What to produce: Restate, word for word, all of the material shown below.

>> begin

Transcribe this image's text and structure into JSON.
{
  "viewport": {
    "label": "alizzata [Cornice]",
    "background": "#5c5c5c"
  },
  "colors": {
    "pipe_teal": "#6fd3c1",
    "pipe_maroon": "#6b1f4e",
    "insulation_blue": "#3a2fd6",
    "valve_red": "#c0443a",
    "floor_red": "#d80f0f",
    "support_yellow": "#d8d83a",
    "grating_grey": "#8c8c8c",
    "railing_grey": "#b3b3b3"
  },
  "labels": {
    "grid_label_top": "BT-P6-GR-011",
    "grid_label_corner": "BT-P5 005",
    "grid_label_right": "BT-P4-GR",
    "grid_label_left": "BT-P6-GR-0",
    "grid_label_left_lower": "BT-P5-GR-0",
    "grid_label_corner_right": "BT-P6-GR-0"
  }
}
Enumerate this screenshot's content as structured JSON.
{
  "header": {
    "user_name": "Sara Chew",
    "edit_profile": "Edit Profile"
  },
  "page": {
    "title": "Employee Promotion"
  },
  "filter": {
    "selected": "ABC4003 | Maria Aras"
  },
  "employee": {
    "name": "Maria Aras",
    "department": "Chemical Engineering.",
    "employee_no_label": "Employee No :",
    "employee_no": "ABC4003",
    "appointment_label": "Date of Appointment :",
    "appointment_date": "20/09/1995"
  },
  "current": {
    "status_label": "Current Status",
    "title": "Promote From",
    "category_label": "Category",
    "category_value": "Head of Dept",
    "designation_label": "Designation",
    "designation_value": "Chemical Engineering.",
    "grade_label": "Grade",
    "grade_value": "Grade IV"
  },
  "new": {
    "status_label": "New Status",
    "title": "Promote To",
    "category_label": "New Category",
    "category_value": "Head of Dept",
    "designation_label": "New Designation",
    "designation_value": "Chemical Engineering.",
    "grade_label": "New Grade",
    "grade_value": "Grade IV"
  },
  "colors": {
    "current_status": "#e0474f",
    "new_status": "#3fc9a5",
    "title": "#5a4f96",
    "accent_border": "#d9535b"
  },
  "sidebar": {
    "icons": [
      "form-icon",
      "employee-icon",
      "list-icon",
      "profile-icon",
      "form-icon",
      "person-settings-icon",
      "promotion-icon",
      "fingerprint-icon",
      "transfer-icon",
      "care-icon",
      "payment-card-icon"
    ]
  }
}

>> end

The result:
Transcribe this image's text and structure into JSON.
{
  "viewport": {
    "label": "alizzata [Cornice]",
    "background": "#5c5c5c"
  },
  "colors": {
    "pipe_teal": "#6fd3c1",
    "pipe_maroon": "#6b1f4e",
    "insulation_blue": "#3a2fd6",
    "valve_red": "#c0443a",
    "floor_red": "#d80f0f",
    "support_yellow": "#d8d83a",
    "grating_grey": "#8c8c8c",
    "railing_grey": "#b3b3b3"
  },
  "labels": {
    "grid_label_top": "BT-P6-GR-011",
    "grid_label_corner": "BT-P5 005",
    "grid_label_right": "BT-P4-GR",
    "grid_label_left": "BT-P6-GR-0",
    "grid_label_left_lower": "BT-P5-GR-0",
    "grid_label_corner_right": "BT-P6-GR-0"
  }
}
Enumerate this screenshot's content as structured JSON.
{
  "header": {
    "user_name": "Sara Chew",
    "edit_profile": "Edit Profile"
  },
  "page": {
    "title": "Employee Promotion"
  },
  "filter": {
    "selected": "ABC4003 | Maria Aras"
  },
  "employee": {
    "name": "Maria Aras",
    "department": "Chemical Engineering.",
    "employee_no_label": "Employee No :",
    "employee_no": "ABC4003",
    "appointment_label": "Date of Appointment :",
    "appointment_date": "20/09/1995"
  },
  "current": {
    "status_label": "Current Status",
    "title": "Promote From",
    "category_label": "Category",
    "category_value": "Head of Dept",
    "designation_label": "Designation",
    "designation_value": "Chemical Engineering.",
    "grade_label": "Grade",
    "grade_value": "Grade IV"
  },
  "new": {
    "status_label": "New Status",
    "title": "Promote To",
    "category_label": "New Category",
    "category_value": "Head of Dept",
    "designation_label": "New Designation",
    "designation_value": "Chemical Engineering.",
    "grade_label": "New Grade",
    "grade_value": "Grade IV"
  },
  "colors": {
    "current_status": "#e0474f",
    "new_status": "#3fc9a5",
    "title": "#5a4f96",
    "accent_border": "#d9535b"
  },
  "sidebar": {
    "icons": [
      "form-icon",
      "employee-icon",
      "list-icon",
      "profile-icon",
      "form-icon",
      "person-settings-icon",
      "promotion-icon",
      "fingerprint-icon",
      "transfer-icon",
      "care-icon",
      "payment-card-icon"
    ]
  }
}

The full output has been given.